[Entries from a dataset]
::::::::

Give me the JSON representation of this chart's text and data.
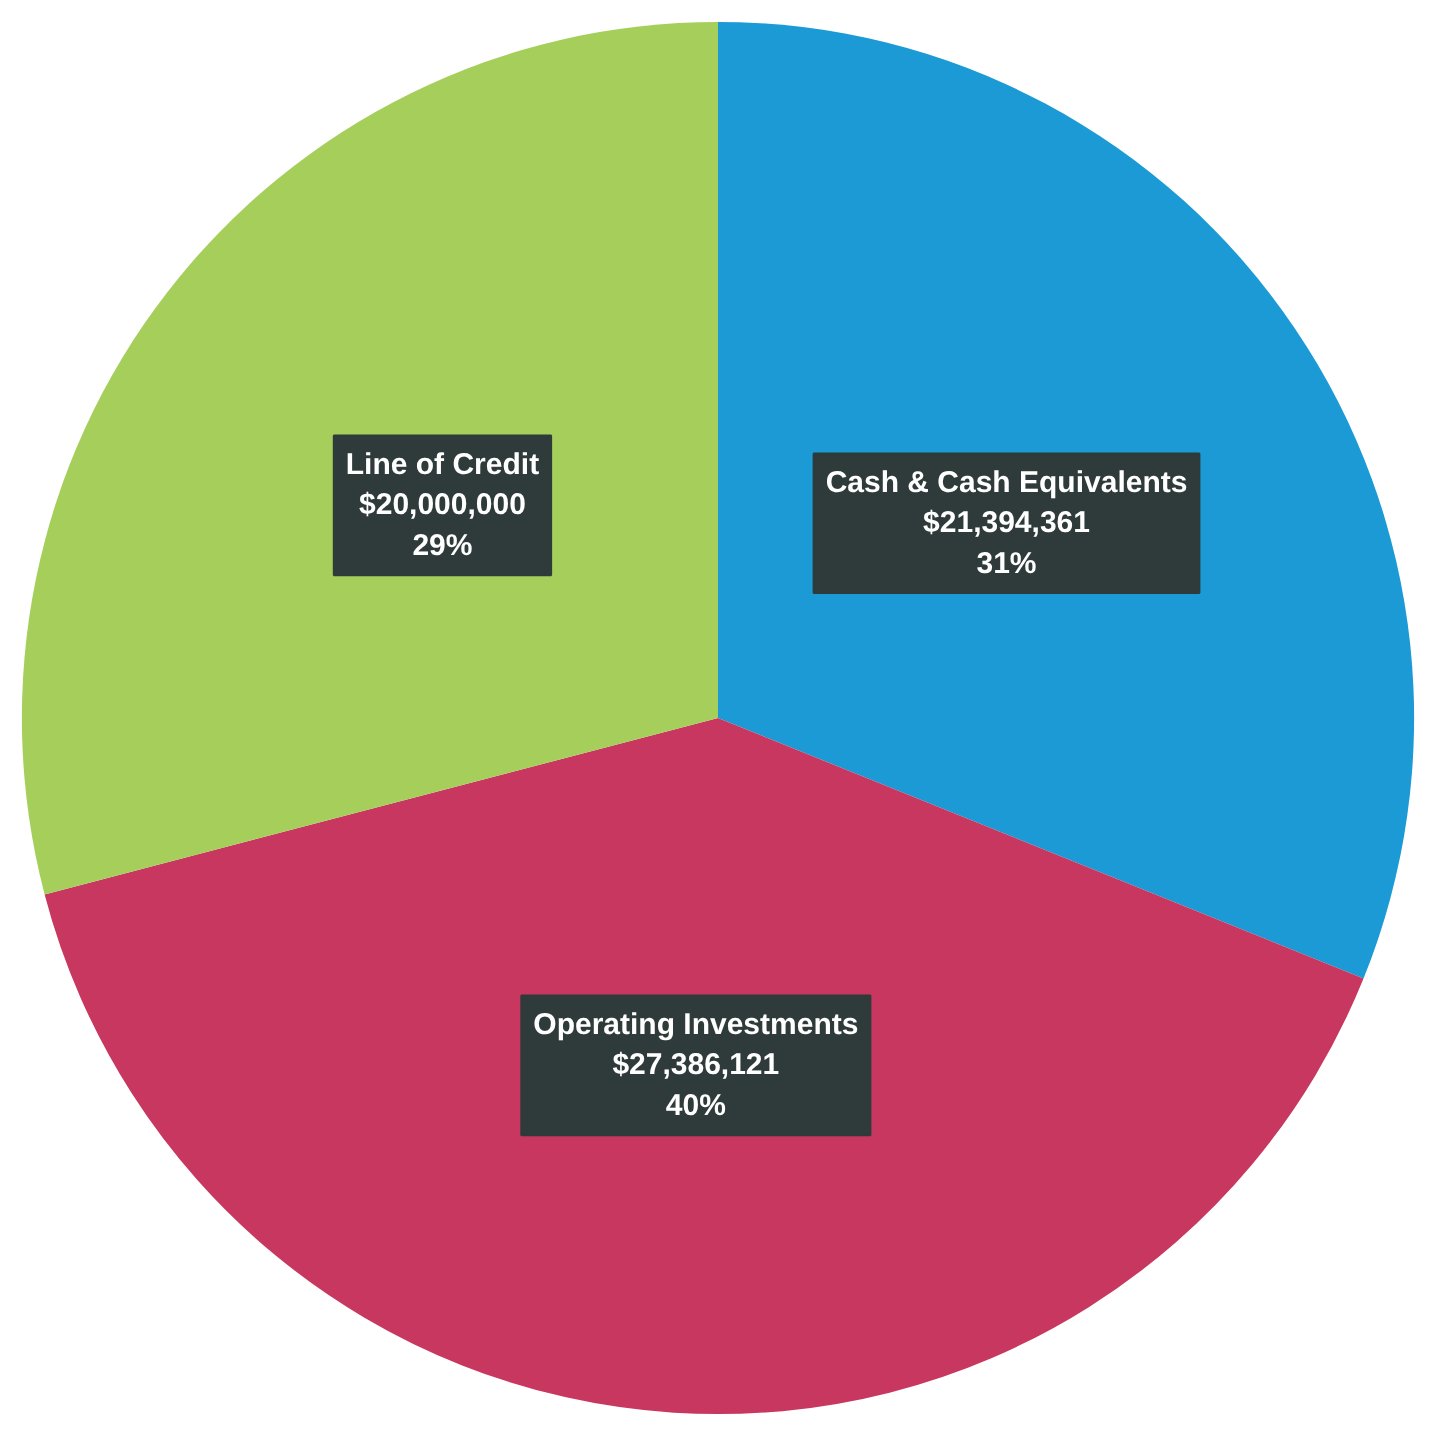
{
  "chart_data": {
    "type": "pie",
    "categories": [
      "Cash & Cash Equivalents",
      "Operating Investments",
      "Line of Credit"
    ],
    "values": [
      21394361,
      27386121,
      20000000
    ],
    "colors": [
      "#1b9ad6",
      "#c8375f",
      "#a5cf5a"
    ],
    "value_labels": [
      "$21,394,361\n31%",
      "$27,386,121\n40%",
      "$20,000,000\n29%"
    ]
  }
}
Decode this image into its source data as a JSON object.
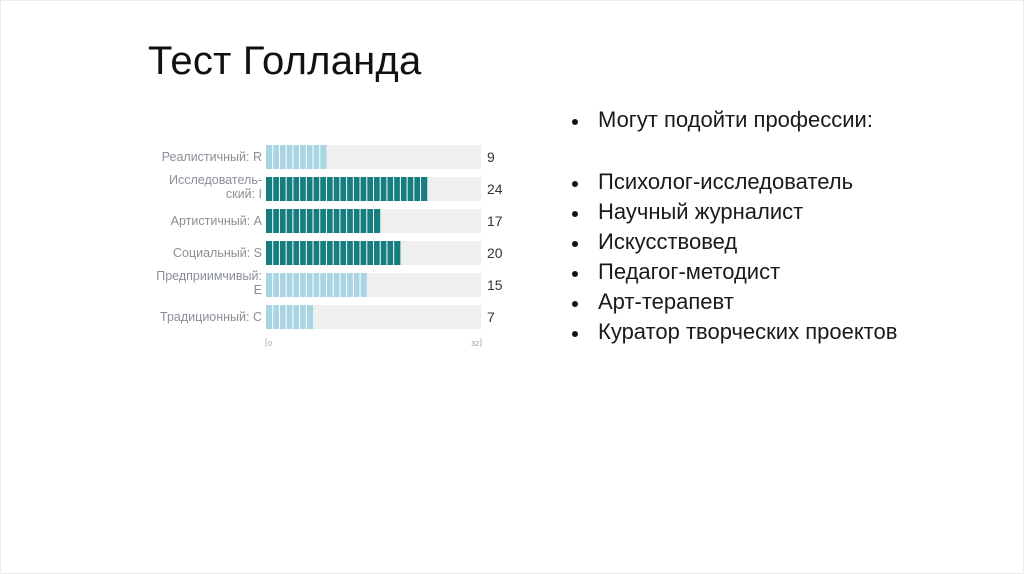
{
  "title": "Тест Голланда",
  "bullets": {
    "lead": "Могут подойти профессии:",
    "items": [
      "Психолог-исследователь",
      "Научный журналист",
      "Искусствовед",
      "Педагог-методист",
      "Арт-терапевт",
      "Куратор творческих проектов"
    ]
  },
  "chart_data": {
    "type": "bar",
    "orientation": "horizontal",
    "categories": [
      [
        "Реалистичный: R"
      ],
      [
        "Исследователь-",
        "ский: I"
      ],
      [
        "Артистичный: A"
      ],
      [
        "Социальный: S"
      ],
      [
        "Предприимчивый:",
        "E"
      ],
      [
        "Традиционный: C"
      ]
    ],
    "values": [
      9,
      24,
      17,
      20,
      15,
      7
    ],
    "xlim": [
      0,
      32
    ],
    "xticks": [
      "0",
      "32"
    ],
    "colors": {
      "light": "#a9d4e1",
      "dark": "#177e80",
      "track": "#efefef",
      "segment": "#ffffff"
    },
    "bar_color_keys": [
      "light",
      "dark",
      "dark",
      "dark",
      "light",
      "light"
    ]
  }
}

::::::::

> **Exercise brief**:
Go through the records and gather the lines that hold "this".

> **Expected output**:
Give me the JSON representation of this chart's text and data.
Decode this image into its source data as a JSON object.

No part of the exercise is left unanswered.